■ Your task ■
Type out the records that follow, exactly as given.

Saved entries
+ + + + +

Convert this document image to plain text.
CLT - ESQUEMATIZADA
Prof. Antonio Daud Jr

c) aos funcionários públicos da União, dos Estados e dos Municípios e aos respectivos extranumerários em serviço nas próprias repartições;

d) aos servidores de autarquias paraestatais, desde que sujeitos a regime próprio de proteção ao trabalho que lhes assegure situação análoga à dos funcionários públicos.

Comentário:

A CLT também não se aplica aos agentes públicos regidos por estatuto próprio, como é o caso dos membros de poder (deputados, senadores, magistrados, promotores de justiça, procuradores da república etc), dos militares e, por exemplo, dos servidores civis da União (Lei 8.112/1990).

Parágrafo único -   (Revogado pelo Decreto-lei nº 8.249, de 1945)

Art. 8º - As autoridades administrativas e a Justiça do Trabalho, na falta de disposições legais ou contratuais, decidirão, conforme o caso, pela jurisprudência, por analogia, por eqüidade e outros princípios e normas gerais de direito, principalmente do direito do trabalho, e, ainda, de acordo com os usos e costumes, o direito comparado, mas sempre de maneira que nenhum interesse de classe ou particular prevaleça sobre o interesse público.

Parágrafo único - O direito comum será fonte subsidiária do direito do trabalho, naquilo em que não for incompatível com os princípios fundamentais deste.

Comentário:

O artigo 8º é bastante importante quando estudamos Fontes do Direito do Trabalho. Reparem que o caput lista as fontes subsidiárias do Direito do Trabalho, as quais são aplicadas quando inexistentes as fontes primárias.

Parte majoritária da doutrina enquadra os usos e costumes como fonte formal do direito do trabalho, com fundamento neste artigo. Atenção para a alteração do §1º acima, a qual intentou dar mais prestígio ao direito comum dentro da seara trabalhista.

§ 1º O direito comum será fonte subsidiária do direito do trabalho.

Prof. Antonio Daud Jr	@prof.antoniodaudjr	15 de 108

+ + + + +

■ Answer in full ■
Convert this document image to plain text.
CLT - ESQUEMATIZADA
Prof. Antonio Daud Jr

c) aos funcionários públicos da União, dos Estados e dos Municípios e aos respectivos extranumerários em serviço nas próprias repartições;

d) aos servidores de autarquias paraestatais, desde que sujeitos a regime próprio de proteção ao trabalho que lhes assegure situação análoga à dos funcionários públicos.

Comentário:

A CLT também não se aplica aos agentes públicos regidos por estatuto próprio, como é o caso dos membros de poder (deputados, senadores, magistrados, promotores de justiça, procuradores da república etc), dos militares e, por exemplo, dos servidores civis da União (Lei 8.112/1990).

Parágrafo único -   (Revogado pelo Decreto-lei nº 8.249, de 1945)

Art. 8º - As autoridades administrativas e a Justiça do Trabalho, na falta de disposições legais ou contratuais, decidirão, conforme o caso, pela jurisprudência, por analogia, por eqüidade e outros princípios e normas gerais de direito, principalmente do direito do trabalho, e, ainda, de acordo com os usos e costumes, o direito comparado, mas sempre de maneira que nenhum interesse de classe ou particular prevaleça sobre o interesse público.

Parágrafo único - O direito comum será fonte subsidiária do direito do trabalho, naquilo em que não for incompatível com os princípios fundamentais deste.

Comentário:

O artigo 8º é bastante importante quando estudamos Fontes do Direito do Trabalho. Reparem que o caput lista as fontes subsidiárias do Direito do Trabalho, as quais são aplicadas quando inexistentes as fontes primárias.

Parte majoritária da doutrina enquadra os usos e costumes como fonte formal do direito do trabalho, com fundamento neste artigo. Atenção para a alteração do §1º acima, a qual intentou dar mais prestígio ao direito comum dentro da seara trabalhista.

§ 1º O direito comum será fonte subsidiária do direito do trabalho.

Prof. Antonio Daud Jr	@prof.antoniodaudjr	15 de 108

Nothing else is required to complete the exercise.